== Problem requirements ==
Every line below is to be quoted exactly, with nothing added or dropped.

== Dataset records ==

━━━━━━━━━━━━━━━━━━━━━━━━━━━━━━

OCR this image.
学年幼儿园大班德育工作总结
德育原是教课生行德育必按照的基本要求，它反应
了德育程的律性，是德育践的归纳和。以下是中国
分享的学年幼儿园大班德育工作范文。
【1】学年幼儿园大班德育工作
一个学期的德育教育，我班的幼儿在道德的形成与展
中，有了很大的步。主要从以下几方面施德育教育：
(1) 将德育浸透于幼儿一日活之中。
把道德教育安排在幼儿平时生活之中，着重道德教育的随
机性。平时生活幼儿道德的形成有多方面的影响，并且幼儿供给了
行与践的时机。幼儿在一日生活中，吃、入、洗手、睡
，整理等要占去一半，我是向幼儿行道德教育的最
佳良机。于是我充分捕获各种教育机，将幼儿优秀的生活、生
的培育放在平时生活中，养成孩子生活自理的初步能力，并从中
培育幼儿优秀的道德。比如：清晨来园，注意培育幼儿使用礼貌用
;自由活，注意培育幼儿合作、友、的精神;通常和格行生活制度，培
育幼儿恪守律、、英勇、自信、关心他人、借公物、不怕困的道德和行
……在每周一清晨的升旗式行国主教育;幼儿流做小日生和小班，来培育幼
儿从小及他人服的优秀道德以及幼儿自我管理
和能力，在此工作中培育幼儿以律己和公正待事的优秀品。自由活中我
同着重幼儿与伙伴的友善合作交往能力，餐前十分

━━━━━━━━━━━━━━━━━━━━━━━━━━━━━━

== Answer to this task ==
OCR this image.
学年幼儿园大班德育工作总结
德育原是教课生行德育必按照的基本要求，它反应
了德育程的律性，是德育践的归纳和。以下是中国
分享的学年幼儿园大班德育工作范文。
【1】学年幼儿园大班德育工作
一个学期的德育教育，我班的幼儿在道德的形成与展
中，有了很大的步。主要从以下几方面施德育教育：
(1) 将德育浸透于幼儿一日活之中。
把道德教育安排在幼儿平时生活之中，着重道德教育的随
机性。平时生活幼儿道德的形成有多方面的影响，并且幼儿供给了
行与践的时机。幼儿在一日生活中，吃、入、洗手、睡
，整理等要占去一半，我是向幼儿行道德教育的最
佳良机。于是我充分捕获各种教育机，将幼儿优秀的生活、生
的培育放在平时生活中，养成孩子生活自理的初步能力，并从中
培育幼儿优秀的道德。比如：清晨来园，注意培育幼儿使用礼貌用
;自由活，注意培育幼儿合作、友、的精神;通常和格行生活制度，培
育幼儿恪守律、、英勇、自信、关心他人、借公物、不怕困的道德和行
……在每周一清晨的升旗式行国主教育;幼儿流做小日生和小班，来培育幼
儿从小及他人服的优秀道德以及幼儿自我管理
和能力，在此工作中培育幼儿以律己和公正待事的优秀品。自由活中我
同着重幼儿与伙伴的友善合作交往能力，餐前十分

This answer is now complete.